## Estratto della pagina
===

Debutto esplosivo per Mister Manchris - nov 26, 23:03 - Laurentius2004

Il mondiale sta per partire e l’Italia decolla subito travolgendo la Costa d’Avorio. Grandi conferme e qualche perplessità emergono da questa entusiasmante partita.

La nuova avventura dell’Italia di manchris87 prende il via in Costa d’Avorio. La graduatoria di prima fascia faticosamente raggiunta ci offre un inizio soft all’interno di un girone molto buono e con avversari abbordabili, seppur da non sottovalutare: si incontreranno, oltre agli ivoriani, Kuwait, Panama, Bolivia, Sudafrica, Ucraina e Irlanda.

===

## Voci fornite

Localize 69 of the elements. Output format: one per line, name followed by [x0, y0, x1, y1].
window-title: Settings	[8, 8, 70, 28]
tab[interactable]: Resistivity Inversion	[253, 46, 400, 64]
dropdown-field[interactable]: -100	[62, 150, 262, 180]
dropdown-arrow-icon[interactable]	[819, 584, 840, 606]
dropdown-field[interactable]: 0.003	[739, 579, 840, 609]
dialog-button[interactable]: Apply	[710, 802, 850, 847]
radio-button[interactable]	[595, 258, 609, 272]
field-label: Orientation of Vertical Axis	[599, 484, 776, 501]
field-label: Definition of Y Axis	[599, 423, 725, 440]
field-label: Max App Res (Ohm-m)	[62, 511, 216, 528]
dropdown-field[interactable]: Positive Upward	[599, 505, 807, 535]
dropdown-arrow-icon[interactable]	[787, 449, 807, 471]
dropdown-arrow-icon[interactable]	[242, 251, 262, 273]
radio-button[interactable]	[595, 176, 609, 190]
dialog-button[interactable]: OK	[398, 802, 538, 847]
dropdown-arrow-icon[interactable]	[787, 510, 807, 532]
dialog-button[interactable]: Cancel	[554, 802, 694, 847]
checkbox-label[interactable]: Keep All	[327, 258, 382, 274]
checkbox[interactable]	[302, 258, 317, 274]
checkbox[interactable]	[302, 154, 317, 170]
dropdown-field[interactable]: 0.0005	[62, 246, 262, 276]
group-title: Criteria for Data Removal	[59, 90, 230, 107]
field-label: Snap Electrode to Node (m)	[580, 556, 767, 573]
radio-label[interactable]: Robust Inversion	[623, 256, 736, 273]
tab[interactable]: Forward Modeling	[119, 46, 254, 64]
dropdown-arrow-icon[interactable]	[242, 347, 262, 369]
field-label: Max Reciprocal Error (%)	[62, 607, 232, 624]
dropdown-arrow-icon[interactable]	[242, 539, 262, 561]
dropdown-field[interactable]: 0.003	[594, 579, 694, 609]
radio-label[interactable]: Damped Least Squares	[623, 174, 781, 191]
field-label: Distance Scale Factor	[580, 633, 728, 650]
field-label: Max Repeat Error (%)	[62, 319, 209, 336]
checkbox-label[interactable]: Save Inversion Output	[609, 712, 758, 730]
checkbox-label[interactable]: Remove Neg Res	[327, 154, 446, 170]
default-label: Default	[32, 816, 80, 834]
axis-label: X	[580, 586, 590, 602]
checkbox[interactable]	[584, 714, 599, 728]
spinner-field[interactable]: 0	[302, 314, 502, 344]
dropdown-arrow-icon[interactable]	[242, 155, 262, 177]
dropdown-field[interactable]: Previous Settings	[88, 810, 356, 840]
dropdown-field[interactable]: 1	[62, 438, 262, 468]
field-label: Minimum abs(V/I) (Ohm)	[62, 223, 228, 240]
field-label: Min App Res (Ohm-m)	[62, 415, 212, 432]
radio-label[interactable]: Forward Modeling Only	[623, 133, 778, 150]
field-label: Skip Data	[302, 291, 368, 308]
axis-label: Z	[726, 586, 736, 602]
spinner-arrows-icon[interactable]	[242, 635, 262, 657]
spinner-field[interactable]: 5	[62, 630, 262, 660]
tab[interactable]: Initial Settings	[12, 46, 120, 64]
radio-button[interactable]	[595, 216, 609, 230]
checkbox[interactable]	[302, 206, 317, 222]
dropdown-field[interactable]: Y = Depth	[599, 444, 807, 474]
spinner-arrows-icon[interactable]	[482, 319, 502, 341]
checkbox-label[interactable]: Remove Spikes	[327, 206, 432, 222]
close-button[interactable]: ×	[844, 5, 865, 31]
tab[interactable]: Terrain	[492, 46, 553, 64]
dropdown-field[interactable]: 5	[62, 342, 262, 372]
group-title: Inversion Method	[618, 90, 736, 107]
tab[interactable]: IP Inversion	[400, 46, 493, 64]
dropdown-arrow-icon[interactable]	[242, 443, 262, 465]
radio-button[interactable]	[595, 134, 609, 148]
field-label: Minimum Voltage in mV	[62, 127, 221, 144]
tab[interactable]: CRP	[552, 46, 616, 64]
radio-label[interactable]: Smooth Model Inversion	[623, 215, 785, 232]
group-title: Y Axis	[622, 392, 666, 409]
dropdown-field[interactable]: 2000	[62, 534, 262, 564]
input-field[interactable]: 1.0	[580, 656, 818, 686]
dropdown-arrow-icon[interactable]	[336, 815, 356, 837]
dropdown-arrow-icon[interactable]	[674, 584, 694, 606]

===

## Attività
1. Stabilisci se le affermazioni (a), (b) e (c) concordano con l'articolo: per ciascuna rispondi sì o no e riporta tra virgolette le parole dell'articolo che lo decidono. (a) L'Italia ha battuto nettamente la Costa d'Avorio. (b) La nuova avventura dell'Italia comincia in Costa d'Avorio. (c) L'Italia è stata inserita in seconda fascia.
2. Trascrivi senza modifiche il passo dell'articolo che comincia con "Debutto esplosivo per" e prosegue fino a "questa entusiasmante partita.".

## Risposte
1.
(a) Sì: "l’Italia decolla subito travolgendo la Costa d’Avorio"
(b) Sì: "La nuova avventura dell’Italia di manchris87 prende il via in Costa d’Avorio"
(c) No: "La graduatoria di prima fascia faticosamente raggiunta"

2.
Debutto esplosivo per Mister Manchris - nov 26, 23:03 - Laurentius2004

Il mondiale sta per partire e l’Italia decolla subito travolgendo la Costa d’Avorio. Grandi conferme e qualche perplessità emergono da questa entusiasmante partita.